Communiqué de presse

Evaluation interministérielle de la loi du 13 avril 2016 : Contre les violences prostitutionnelles, la loi est efficace…quand elle est appliquée !

Osez le Féminisme ! salue la grande qualité du rapport interministériel d’évaluation de la loi du 13 avril 2016 visant à lutter contre le système prostitutionnel. Il confirme ce que les associations féministes disent depuis longtemps : la loi abolitionniste de 2016 est une loi cadre complète et ambitieuse qui fonctionne quand elle est appliquée. En particulier, elle permet de lutter efficacement contre les violences prostitutionnelles : + 54% de procédures pour proxénétisme et traite des être humain•e•s. Le rapport souligne cependant qu’un “engagement volontariste des pouvoirs publics” est plus que nécessaire, notamment plus de moyens financiers pour accompagner les personnes prostituées.

Lundi 22 juin, a paru l’évaluation interministérielle de la loi du 13 avril 2016 sur la prostitution, signée par trois inspections : Inspection Générale de l’Administration, Inspection générale de la Justice et Inspection Générale des Affaires Sociales. Basé sur 300 entretiens et sur les questionnaires adressés aux préfet•e•s, parquets et ARS ; le rapport réaffirme le caractère ambitieux et transversal de la loi : renforcement de la lutte contre le proxénétisme; accompagnement des personnes prostituées, enfin considérées comme victimes, et pénalisation des “clients” prostitueurs; prévention des IST et risques sanitaires, sociaux et psychologiques; et sensibilisation aux dangers de la marchandisation des femmes.

■ ■ ■ ■

» À FAIRE
(a) Répondez à ces questions sur le communiqué :
(i) De combien ont augmenté les procédures pour proxénétisme et traite des êtres humains ?
(ii) Quel jour l'évaluation interministérielle a-t-elle paru ?
(iii) Sur combien d'entretiens le rapport est-il basé ?
(b) Recopiez dans le communiqué le passage qui commence par les mots « Evaluation interministérielle de » et se termine par « les personnes prostituées. ».
Les lignes ne jouent aucun rôle ici.

» Listes de régions annotées
■ ■ ■ ■

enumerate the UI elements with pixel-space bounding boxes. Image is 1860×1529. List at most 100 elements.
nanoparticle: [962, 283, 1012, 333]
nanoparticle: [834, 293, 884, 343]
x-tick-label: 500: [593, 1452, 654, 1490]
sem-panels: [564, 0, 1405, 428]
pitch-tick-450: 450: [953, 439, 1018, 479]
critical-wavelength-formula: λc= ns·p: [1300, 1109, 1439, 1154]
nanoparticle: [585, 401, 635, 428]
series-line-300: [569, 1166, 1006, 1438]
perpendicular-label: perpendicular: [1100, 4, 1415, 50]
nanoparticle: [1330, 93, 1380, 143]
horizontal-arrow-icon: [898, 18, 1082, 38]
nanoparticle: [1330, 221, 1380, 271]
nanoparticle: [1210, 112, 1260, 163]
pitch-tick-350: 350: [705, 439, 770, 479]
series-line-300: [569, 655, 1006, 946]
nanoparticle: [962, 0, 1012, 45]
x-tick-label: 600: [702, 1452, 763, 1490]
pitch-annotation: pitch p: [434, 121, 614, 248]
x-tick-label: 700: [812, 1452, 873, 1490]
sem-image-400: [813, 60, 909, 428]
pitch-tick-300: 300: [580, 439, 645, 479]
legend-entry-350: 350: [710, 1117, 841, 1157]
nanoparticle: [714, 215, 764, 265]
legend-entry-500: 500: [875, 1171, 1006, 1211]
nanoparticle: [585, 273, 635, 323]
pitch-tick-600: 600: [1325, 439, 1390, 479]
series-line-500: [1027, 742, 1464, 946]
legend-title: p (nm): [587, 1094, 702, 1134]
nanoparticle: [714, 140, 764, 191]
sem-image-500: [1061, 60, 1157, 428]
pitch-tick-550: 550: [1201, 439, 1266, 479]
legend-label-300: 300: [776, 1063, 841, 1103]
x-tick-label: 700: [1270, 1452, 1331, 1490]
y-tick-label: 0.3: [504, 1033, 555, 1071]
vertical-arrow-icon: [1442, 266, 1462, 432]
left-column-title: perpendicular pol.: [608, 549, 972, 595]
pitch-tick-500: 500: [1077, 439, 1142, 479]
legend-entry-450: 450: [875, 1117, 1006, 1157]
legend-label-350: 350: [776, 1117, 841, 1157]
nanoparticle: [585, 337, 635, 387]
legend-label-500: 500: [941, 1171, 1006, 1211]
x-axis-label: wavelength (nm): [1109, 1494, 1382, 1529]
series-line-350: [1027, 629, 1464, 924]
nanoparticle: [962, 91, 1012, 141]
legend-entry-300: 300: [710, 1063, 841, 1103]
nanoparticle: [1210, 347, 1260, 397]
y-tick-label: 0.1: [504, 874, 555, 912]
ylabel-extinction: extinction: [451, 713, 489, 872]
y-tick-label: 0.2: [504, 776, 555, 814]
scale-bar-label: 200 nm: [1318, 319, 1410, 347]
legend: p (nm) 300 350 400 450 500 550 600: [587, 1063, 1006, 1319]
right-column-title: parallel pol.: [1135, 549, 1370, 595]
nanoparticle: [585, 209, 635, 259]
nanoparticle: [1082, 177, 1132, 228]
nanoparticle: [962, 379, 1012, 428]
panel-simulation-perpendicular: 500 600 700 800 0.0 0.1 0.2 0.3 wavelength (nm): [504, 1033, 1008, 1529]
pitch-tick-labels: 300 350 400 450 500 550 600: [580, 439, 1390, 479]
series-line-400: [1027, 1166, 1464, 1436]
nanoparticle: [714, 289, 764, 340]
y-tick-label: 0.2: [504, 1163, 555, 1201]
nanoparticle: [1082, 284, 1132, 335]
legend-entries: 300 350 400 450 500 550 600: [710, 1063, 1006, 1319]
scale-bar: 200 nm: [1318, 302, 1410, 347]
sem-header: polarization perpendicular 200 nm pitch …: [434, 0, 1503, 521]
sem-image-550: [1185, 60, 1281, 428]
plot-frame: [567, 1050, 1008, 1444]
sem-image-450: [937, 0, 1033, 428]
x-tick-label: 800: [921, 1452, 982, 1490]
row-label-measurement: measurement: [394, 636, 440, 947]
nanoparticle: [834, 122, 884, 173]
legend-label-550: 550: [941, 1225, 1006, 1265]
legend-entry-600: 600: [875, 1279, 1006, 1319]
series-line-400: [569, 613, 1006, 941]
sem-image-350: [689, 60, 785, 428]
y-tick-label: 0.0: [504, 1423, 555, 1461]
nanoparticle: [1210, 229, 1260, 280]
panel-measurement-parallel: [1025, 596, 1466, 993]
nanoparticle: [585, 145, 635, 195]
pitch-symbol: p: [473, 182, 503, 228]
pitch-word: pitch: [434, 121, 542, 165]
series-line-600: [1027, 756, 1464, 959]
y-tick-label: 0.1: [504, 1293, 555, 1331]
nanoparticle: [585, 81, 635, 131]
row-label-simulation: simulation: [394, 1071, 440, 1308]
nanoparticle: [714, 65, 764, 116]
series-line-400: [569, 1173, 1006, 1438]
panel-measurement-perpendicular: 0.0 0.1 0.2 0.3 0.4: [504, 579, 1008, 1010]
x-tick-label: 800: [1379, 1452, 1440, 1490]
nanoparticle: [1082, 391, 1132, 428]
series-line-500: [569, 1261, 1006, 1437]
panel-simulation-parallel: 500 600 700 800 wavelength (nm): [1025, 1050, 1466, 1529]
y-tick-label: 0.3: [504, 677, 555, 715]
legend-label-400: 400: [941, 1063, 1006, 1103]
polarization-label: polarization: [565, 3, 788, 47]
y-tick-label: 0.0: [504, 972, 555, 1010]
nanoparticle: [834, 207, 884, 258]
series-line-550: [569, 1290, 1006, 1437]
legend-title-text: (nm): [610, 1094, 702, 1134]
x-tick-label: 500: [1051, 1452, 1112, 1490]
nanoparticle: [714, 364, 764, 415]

■ ■ ■ ■

» RÉSULTATS PAR TÂCHE
(a)
(i) + 54 %
(ii) Le lundi 22 juin
(iii) 300

(b)
Evaluation interministérielle de la loi du 13 avril 2016 : Contre les violences prostitutionnelles, la loi est efficace…quand elle est appliquée !

Osez le Féminisme ! salue la grande qualité du rapport interministériel d’évaluation de la loi du 13 avril 2016 visant à lutter contre le système prostitutionnel. Il confirme ce que les associations féministes disent depuis longtemps : la loi abolitionniste de 2016 est une loi cadre complète et ambitieuse qui fonctionne quand elle est appliquée. En particulier, elle permet de lutter efficacement contre les violences prostitutionnelles : + 54% de procédures pour proxénétisme et traite des être humain•e•s. Le rapport souligne cependant qu’un “engagement volontariste des pouvoirs publics” est plus que nécessaire, notamment plus de moyens financiers pour accompagner les personnes prostituées.